INFORMATION SHOWN:
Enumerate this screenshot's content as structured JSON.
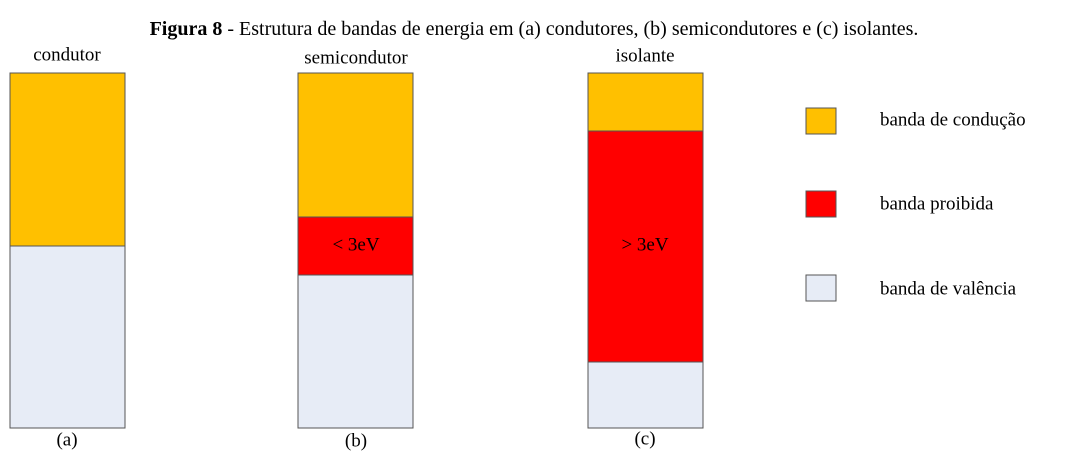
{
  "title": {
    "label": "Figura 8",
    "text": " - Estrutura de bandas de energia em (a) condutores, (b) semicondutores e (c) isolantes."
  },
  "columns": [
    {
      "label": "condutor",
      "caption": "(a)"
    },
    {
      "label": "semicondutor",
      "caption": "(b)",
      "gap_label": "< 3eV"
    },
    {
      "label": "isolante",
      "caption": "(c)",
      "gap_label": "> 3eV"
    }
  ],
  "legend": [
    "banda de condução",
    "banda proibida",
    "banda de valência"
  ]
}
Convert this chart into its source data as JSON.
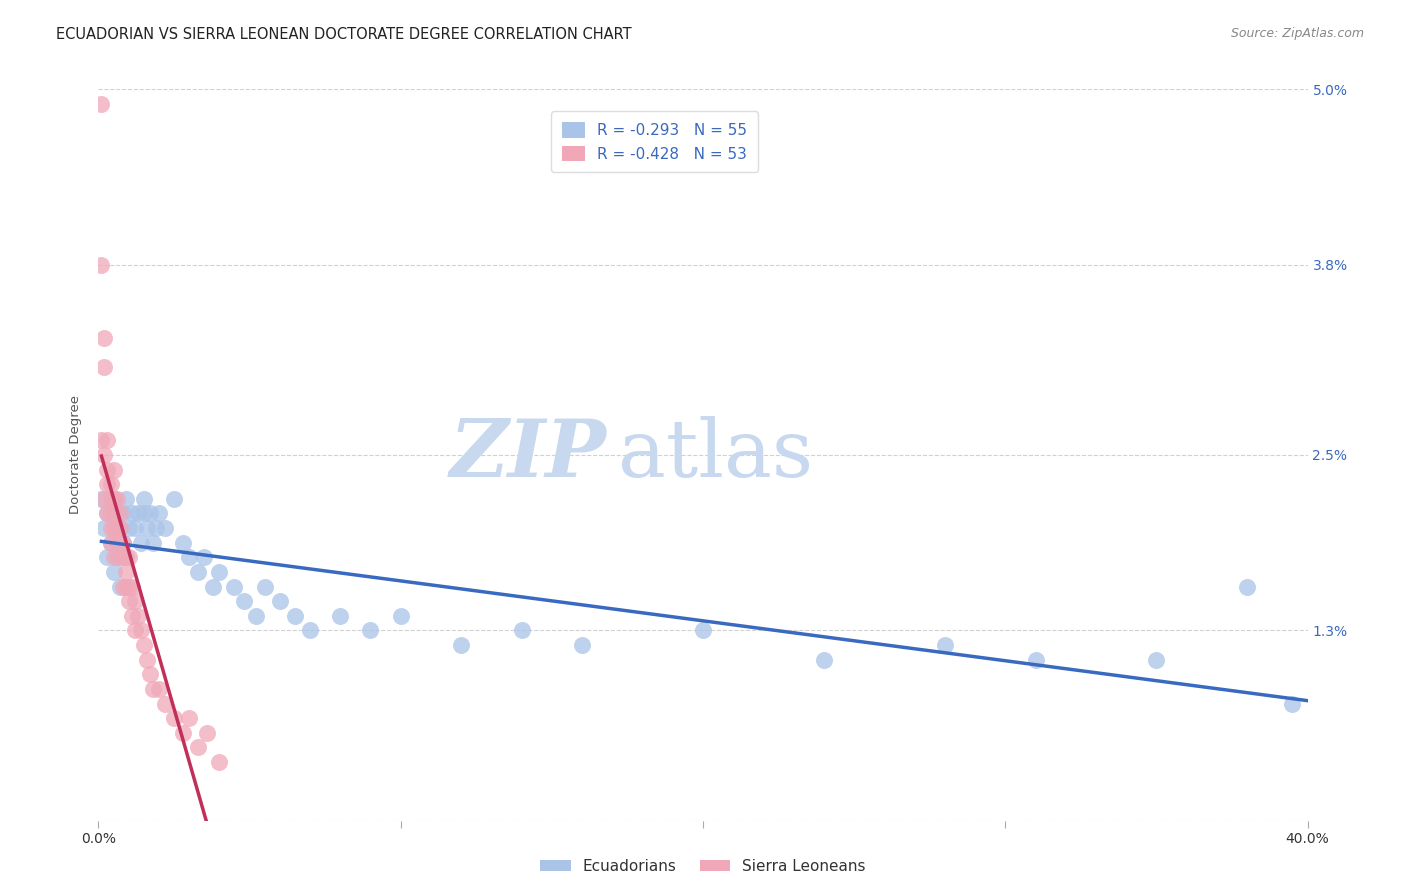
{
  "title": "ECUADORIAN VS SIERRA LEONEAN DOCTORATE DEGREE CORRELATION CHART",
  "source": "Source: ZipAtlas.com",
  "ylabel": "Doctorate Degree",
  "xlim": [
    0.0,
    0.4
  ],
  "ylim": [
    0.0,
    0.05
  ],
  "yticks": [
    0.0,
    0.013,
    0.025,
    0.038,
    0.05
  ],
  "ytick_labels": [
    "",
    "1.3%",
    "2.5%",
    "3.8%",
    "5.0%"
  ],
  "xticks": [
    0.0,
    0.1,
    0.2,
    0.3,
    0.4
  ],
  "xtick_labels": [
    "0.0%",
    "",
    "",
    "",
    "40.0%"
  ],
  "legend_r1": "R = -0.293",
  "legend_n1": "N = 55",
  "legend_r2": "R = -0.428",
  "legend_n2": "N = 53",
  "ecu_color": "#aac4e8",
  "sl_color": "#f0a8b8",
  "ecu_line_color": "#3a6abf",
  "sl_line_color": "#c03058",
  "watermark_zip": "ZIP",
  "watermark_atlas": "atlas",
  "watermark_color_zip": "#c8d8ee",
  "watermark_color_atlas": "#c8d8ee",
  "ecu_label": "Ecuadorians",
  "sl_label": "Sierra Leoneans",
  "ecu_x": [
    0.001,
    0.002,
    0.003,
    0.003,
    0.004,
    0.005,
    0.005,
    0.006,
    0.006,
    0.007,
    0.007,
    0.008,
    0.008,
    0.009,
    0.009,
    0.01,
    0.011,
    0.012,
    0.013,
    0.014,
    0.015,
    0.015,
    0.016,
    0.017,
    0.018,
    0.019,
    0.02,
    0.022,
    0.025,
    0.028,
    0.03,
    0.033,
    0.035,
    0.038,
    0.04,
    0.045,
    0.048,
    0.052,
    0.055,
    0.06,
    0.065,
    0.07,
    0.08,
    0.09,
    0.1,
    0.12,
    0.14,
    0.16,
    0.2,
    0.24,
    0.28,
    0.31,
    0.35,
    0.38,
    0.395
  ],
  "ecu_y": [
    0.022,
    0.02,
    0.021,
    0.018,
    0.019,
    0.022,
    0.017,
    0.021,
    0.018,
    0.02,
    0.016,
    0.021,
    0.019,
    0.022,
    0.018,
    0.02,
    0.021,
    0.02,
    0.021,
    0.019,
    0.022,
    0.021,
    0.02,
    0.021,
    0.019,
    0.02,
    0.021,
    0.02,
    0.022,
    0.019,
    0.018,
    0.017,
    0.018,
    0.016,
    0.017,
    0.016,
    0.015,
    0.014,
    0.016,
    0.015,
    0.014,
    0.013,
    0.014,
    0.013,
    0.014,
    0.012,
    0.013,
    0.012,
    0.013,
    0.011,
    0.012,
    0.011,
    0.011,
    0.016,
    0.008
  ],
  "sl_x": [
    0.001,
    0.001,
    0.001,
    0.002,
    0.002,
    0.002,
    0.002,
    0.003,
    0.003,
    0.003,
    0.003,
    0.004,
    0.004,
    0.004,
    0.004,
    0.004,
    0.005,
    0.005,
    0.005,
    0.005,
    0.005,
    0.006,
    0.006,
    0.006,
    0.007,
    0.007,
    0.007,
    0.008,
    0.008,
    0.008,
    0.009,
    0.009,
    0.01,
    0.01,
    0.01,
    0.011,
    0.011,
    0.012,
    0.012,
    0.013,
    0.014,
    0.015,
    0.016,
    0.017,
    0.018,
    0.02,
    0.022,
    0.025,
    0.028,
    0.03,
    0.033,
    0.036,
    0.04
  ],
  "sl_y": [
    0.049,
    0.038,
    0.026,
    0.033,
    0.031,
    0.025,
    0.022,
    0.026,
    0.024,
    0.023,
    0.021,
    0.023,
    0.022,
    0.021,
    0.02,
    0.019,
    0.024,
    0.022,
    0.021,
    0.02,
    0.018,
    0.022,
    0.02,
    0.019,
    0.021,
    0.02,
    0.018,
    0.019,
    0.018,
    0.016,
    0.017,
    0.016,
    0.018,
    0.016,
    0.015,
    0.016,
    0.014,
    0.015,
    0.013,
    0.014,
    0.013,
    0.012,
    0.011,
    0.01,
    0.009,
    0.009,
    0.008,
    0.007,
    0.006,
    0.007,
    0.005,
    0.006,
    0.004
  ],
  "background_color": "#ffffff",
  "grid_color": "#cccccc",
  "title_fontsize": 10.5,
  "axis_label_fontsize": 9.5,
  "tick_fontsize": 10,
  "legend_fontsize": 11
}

AIM OF THE TASK:
Copy the records above exactly, leaving out every picture.

RESULT OF THIS EXERCISE:
Enumerate this screenshot's content as structured JSON.
{
  "title": {
    "label": "Figura 8",
    "text": " - Estrutura de bandas de energia em (a) condutores, (b) semicondutores e (c) isolantes."
  },
  "columns": [
    {
      "label": "condutor",
      "caption": "(a)"
    },
    {
      "label": "semicondutor",
      "caption": "(b)",
      "gap_label": "< 3eV"
    },
    {
      "label": "isolante",
      "caption": "(c)",
      "gap_label": "> 3eV"
    }
  ],
  "legend": [
    "banda de condução",
    "banda proibida",
    "banda de valência"
  ]
}
Convert this chart into its source data as JSON.
{
  "title": "ECUADORIAN VS SIERRA LEONEAN DOCTORATE DEGREE CORRELATION CHART",
  "source": "Source: ZipAtlas.com",
  "ylabel": "Doctorate Degree",
  "xlim": [
    0.0,
    0.4
  ],
  "ylim": [
    0.0,
    0.05
  ],
  "yticks": [
    0.0,
    0.013,
    0.025,
    0.038,
    0.05
  ],
  "ytick_labels": [
    "",
    "1.3%",
    "2.5%",
    "3.8%",
    "5.0%"
  ],
  "xticks": [
    0.0,
    0.1,
    0.2,
    0.3,
    0.4
  ],
  "xtick_labels": [
    "0.0%",
    "",
    "",
    "",
    "40.0%"
  ],
  "legend_r1": "R = -0.293",
  "legend_n1": "N = 55",
  "legend_r2": "R = -0.428",
  "legend_n2": "N = 53",
  "ecu_color": "#aac4e8",
  "sl_color": "#f0a8b8",
  "ecu_line_color": "#3a6abf",
  "sl_line_color": "#c03058",
  "watermark_zip": "ZIP",
  "watermark_atlas": "atlas",
  "watermark_color_zip": "#c8d8ee",
  "watermark_color_atlas": "#c8d8ee",
  "ecu_label": "Ecuadorians",
  "sl_label": "Sierra Leoneans",
  "ecu_x": [
    0.001,
    0.002,
    0.003,
    0.003,
    0.004,
    0.005,
    0.005,
    0.006,
    0.006,
    0.007,
    0.007,
    0.008,
    0.008,
    0.009,
    0.009,
    0.01,
    0.011,
    0.012,
    0.013,
    0.014,
    0.015,
    0.015,
    0.016,
    0.017,
    0.018,
    0.019,
    0.02,
    0.022,
    0.025,
    0.028,
    0.03,
    0.033,
    0.035,
    0.038,
    0.04,
    0.045,
    0.048,
    0.052,
    0.055,
    0.06,
    0.065,
    0.07,
    0.08,
    0.09,
    0.1,
    0.12,
    0.14,
    0.16,
    0.2,
    0.24,
    0.28,
    0.31,
    0.35,
    0.38,
    0.395
  ],
  "ecu_y": [
    0.022,
    0.02,
    0.021,
    0.018,
    0.019,
    0.022,
    0.017,
    0.021,
    0.018,
    0.02,
    0.016,
    0.021,
    0.019,
    0.022,
    0.018,
    0.02,
    0.021,
    0.02,
    0.021,
    0.019,
    0.022,
    0.021,
    0.02,
    0.021,
    0.019,
    0.02,
    0.021,
    0.02,
    0.022,
    0.019,
    0.018,
    0.017,
    0.018,
    0.016,
    0.017,
    0.016,
    0.015,
    0.014,
    0.016,
    0.015,
    0.014,
    0.013,
    0.014,
    0.013,
    0.014,
    0.012,
    0.013,
    0.012,
    0.013,
    0.011,
    0.012,
    0.011,
    0.011,
    0.016,
    0.008
  ],
  "sl_x": [
    0.001,
    0.001,
    0.001,
    0.002,
    0.002,
    0.002,
    0.002,
    0.003,
    0.003,
    0.003,
    0.003,
    0.004,
    0.004,
    0.004,
    0.004,
    0.004,
    0.005,
    0.005,
    0.005,
    0.005,
    0.005,
    0.006,
    0.006,
    0.006,
    0.007,
    0.007,
    0.007,
    0.008,
    0.008,
    0.008,
    0.009,
    0.009,
    0.01,
    0.01,
    0.01,
    0.011,
    0.011,
    0.012,
    0.012,
    0.013,
    0.014,
    0.015,
    0.016,
    0.017,
    0.018,
    0.02,
    0.022,
    0.025,
    0.028,
    0.03,
    0.033,
    0.036,
    0.04
  ],
  "sl_y": [
    0.049,
    0.038,
    0.026,
    0.033,
    0.031,
    0.025,
    0.022,
    0.026,
    0.024,
    0.023,
    0.021,
    0.023,
    0.022,
    0.021,
    0.02,
    0.019,
    0.024,
    0.022,
    0.021,
    0.02,
    0.018,
    0.022,
    0.02,
    0.019,
    0.021,
    0.02,
    0.018,
    0.019,
    0.018,
    0.016,
    0.017,
    0.016,
    0.018,
    0.016,
    0.015,
    0.016,
    0.014,
    0.015,
    0.013,
    0.014,
    0.013,
    0.012,
    0.011,
    0.01,
    0.009,
    0.009,
    0.008,
    0.007,
    0.006,
    0.007,
    0.005,
    0.006,
    0.004
  ],
  "background_color": "#ffffff",
  "grid_color": "#cccccc",
  "title_fontsize": 10.5,
  "axis_label_fontsize": 9.5,
  "tick_fontsize": 10,
  "legend_fontsize": 11
}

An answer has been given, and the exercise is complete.